• _Task details_
Records follow. Copy every line with "субсидий".

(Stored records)
Begin

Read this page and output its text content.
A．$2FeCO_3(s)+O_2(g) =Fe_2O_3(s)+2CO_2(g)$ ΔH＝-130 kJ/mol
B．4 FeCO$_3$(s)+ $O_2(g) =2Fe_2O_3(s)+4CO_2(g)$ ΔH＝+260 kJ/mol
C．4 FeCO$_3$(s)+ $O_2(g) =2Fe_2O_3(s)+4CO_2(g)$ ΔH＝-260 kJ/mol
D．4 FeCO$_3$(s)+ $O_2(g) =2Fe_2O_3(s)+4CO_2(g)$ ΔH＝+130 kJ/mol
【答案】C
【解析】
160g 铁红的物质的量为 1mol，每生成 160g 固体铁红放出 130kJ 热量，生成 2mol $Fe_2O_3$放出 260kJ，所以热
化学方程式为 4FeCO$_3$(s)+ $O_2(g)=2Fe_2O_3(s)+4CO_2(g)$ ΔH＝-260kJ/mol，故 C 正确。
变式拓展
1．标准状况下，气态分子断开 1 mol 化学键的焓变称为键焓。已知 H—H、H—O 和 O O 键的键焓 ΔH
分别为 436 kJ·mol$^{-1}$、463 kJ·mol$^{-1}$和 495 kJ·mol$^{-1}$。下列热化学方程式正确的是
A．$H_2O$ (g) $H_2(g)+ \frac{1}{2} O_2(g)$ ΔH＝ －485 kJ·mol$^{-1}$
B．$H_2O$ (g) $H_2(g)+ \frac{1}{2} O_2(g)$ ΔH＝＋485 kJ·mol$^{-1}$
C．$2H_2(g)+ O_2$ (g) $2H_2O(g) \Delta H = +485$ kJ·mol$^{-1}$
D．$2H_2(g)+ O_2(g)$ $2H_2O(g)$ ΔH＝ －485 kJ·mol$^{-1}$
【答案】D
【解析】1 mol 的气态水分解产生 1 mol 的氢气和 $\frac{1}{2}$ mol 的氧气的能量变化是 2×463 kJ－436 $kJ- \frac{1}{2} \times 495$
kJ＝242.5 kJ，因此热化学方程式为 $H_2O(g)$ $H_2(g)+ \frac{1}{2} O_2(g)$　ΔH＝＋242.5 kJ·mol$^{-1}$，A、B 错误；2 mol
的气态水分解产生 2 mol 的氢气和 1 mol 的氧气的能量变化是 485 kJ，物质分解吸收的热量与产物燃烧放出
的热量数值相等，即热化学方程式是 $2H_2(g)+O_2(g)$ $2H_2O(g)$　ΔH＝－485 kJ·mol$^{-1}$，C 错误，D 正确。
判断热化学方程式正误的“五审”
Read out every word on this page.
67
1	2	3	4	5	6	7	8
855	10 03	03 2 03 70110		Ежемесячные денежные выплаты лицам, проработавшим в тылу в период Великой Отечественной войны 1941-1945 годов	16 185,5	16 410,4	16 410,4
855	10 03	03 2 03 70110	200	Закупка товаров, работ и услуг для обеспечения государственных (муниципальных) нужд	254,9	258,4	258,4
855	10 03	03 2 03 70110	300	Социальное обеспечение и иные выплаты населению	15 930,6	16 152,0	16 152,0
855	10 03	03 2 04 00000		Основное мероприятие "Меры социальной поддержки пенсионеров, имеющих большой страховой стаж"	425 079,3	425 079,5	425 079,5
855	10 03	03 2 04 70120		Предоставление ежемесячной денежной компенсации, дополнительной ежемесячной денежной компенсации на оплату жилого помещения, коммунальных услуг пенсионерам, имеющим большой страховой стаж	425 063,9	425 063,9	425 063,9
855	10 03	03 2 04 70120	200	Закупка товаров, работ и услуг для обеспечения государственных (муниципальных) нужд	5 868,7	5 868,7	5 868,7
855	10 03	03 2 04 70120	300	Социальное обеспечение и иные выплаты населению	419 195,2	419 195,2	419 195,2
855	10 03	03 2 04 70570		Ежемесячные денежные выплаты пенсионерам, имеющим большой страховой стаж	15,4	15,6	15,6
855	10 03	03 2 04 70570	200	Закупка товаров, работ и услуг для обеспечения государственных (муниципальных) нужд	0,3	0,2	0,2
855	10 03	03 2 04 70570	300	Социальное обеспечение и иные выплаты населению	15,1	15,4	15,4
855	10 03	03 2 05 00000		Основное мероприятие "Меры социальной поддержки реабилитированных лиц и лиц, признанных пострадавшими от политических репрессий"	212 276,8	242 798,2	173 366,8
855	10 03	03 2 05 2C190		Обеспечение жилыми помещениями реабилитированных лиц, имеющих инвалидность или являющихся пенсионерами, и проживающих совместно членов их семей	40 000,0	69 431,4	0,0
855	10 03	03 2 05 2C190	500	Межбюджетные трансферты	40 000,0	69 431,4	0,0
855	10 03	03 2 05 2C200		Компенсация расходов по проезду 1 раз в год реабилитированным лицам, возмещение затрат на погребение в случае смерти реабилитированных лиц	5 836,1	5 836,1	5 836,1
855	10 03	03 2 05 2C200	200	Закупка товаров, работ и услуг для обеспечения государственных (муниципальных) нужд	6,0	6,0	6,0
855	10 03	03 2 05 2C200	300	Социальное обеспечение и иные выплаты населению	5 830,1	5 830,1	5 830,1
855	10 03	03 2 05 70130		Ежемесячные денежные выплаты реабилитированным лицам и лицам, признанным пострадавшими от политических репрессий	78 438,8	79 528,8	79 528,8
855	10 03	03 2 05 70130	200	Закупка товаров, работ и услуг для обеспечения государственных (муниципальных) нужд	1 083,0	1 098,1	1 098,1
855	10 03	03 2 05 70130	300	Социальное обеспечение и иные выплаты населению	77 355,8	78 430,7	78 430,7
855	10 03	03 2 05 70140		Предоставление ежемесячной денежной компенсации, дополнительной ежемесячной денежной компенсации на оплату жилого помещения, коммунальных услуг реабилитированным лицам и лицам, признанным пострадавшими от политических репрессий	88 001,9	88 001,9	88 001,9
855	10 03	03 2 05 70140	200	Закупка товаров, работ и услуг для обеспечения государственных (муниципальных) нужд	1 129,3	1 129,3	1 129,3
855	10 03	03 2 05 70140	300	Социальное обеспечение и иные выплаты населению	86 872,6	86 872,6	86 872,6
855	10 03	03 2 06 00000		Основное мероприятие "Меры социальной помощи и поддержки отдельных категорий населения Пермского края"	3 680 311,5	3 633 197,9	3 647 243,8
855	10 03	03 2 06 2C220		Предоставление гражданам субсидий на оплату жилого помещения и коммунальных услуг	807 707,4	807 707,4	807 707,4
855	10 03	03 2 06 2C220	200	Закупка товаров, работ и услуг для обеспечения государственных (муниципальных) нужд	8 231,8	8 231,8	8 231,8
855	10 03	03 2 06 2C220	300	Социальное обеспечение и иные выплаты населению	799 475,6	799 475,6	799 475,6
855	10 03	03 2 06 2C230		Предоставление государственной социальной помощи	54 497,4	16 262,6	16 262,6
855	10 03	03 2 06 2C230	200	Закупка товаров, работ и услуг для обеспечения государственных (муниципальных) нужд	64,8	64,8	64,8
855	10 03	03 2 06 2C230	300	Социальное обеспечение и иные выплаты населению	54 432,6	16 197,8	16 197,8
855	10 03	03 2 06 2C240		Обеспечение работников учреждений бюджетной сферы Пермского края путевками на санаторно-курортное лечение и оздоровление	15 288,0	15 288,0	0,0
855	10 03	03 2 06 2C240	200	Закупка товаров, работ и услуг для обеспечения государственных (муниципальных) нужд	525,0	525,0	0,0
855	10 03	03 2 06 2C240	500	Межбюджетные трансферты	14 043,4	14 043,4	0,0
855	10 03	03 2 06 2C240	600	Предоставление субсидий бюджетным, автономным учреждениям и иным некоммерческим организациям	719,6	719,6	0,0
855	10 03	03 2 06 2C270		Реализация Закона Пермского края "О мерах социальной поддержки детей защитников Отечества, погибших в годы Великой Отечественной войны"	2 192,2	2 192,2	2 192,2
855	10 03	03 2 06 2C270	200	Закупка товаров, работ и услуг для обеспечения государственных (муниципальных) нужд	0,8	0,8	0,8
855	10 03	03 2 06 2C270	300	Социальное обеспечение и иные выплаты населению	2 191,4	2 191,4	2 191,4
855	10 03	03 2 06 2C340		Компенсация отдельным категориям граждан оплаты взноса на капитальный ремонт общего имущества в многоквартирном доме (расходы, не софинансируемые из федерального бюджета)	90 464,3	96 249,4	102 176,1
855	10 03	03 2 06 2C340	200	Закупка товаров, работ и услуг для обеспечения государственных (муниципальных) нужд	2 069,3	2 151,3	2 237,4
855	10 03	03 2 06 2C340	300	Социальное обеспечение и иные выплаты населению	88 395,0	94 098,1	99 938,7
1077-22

End

• _Output_
855	10 03	03 2 06 2C220		Предоставление гражданам субсидий на оплату жилого помещения и коммунальных услуг	807 707,4	807 707,4	807 707,4
855	10 03	03 2 06 2C240	600	Предоставление субсидий бюджетным, автономным учреждениям и иным некоммерческим организациям	719,6	719,6	0,0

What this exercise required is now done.